(Items from a dataset)

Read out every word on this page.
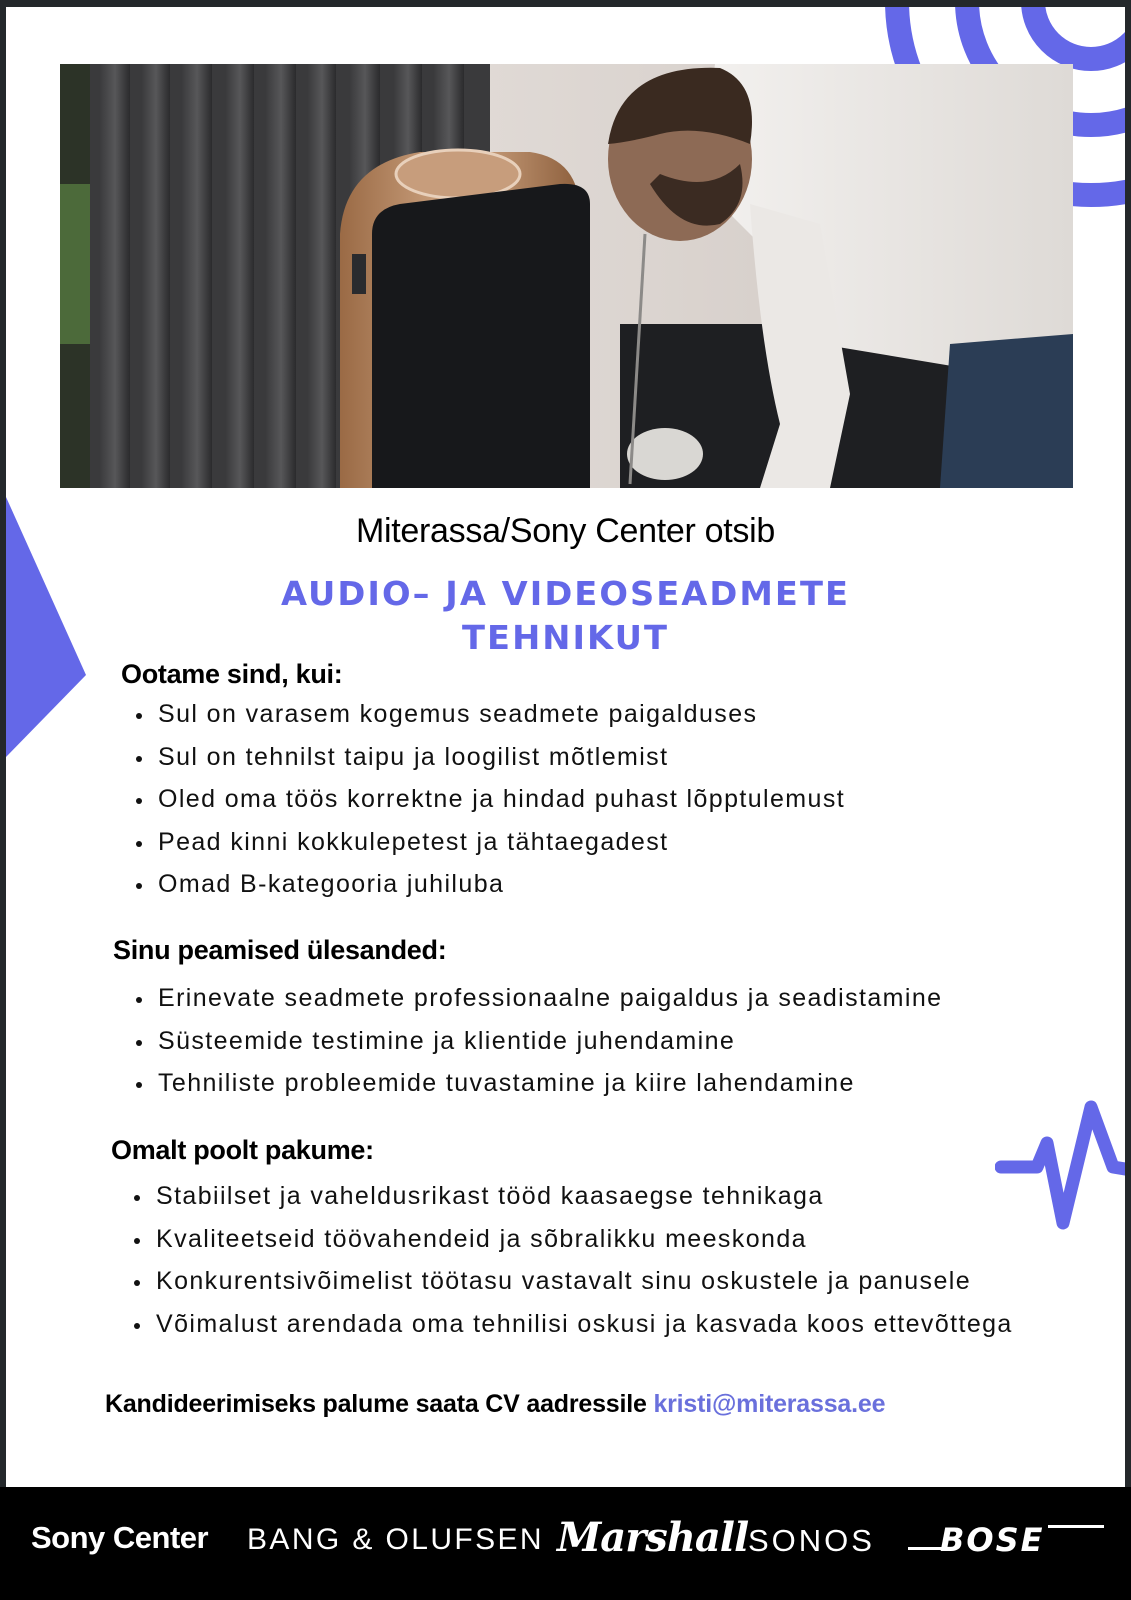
Miterassa/Sony Center otsib
AUDIO– JA VIDEOSEADMETE
TEHNIKUT
Ootame sind, kui:
Sul on varasem kogemus seadmete paigalduses
Sul on tehnilst taipu ja loogilist mõtlemist
Oled oma töös korrektne ja hindad puhast lõpptulemust
Pead kinni kokkulepetest ja tähtaegadest
Omad B-kategooria juhiluba
Sinu peamised ülesanded:
Erinevate seadmete professionaalne paigaldus ja seadistamine
Süsteemide testimine ja klientide juhendamine
Tehniliste probleemide tuvastamine ja kiire lahendamine
Omalt poolt pakume:
Stabiilset ja vaheldusrikast tööd kaasaegse tehnikaga
Kvaliteetseid töövahendeid ja sõbralikku meeskonda
Konkurentsivõimelist töötasu vastavalt sinu oskustele ja panusele
Võimalust arendada oma tehnilisi oskusi ja kasvada koos ettevõttega
Kandideerimiseks palume saata CV aadressile kristi@miterassa.ee
Sony Center BANG & OLUFSEN Marshall SONOS BOSE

● WHAT YOU NEED TO DO
Each entry above should be reproduced exactly, with the pictures removed.

● WRITTEN SOLUTION
Read out every word on this page.
Miterassa/Sony Center otsib
AUDIO– JA VIDEOSEADMETE
TEHNIKUT
Ootame sind, kui:
Sul on varasem kogemus seadmete paigalduses
Sul on tehnilst taipu ja loogilist mõtlemist
Oled oma töös korrektne ja hindad puhast lõpptulemust
Pead kinni kokkulepetest ja tähtaegadest
Omad B-kategooria juhiluba
Sinu peamised ülesanded:
Erinevate seadmete professionaalne paigaldus ja seadistamine
Süsteemide testimine ja klientide juhendamine
Tehniliste probleemide tuvastamine ja kiire lahendamine
Omalt poolt pakume:
Stabiilset ja vaheldusrikast tööd kaasaegse tehnikaga
Kvaliteetseid töövahendeid ja sõbralikku meeskonda
Konkurentsivõimelist töötasu vastavalt sinu oskustele ja panusele
Võimalust arendada oma tehnilisi oskusi ja kasvada koos ettevõttega
Kandideerimiseks palume saata CV aadressile kristi@miterassa.ee
Sony Center BANG & OLUFSEN Marshall SONOS BOSE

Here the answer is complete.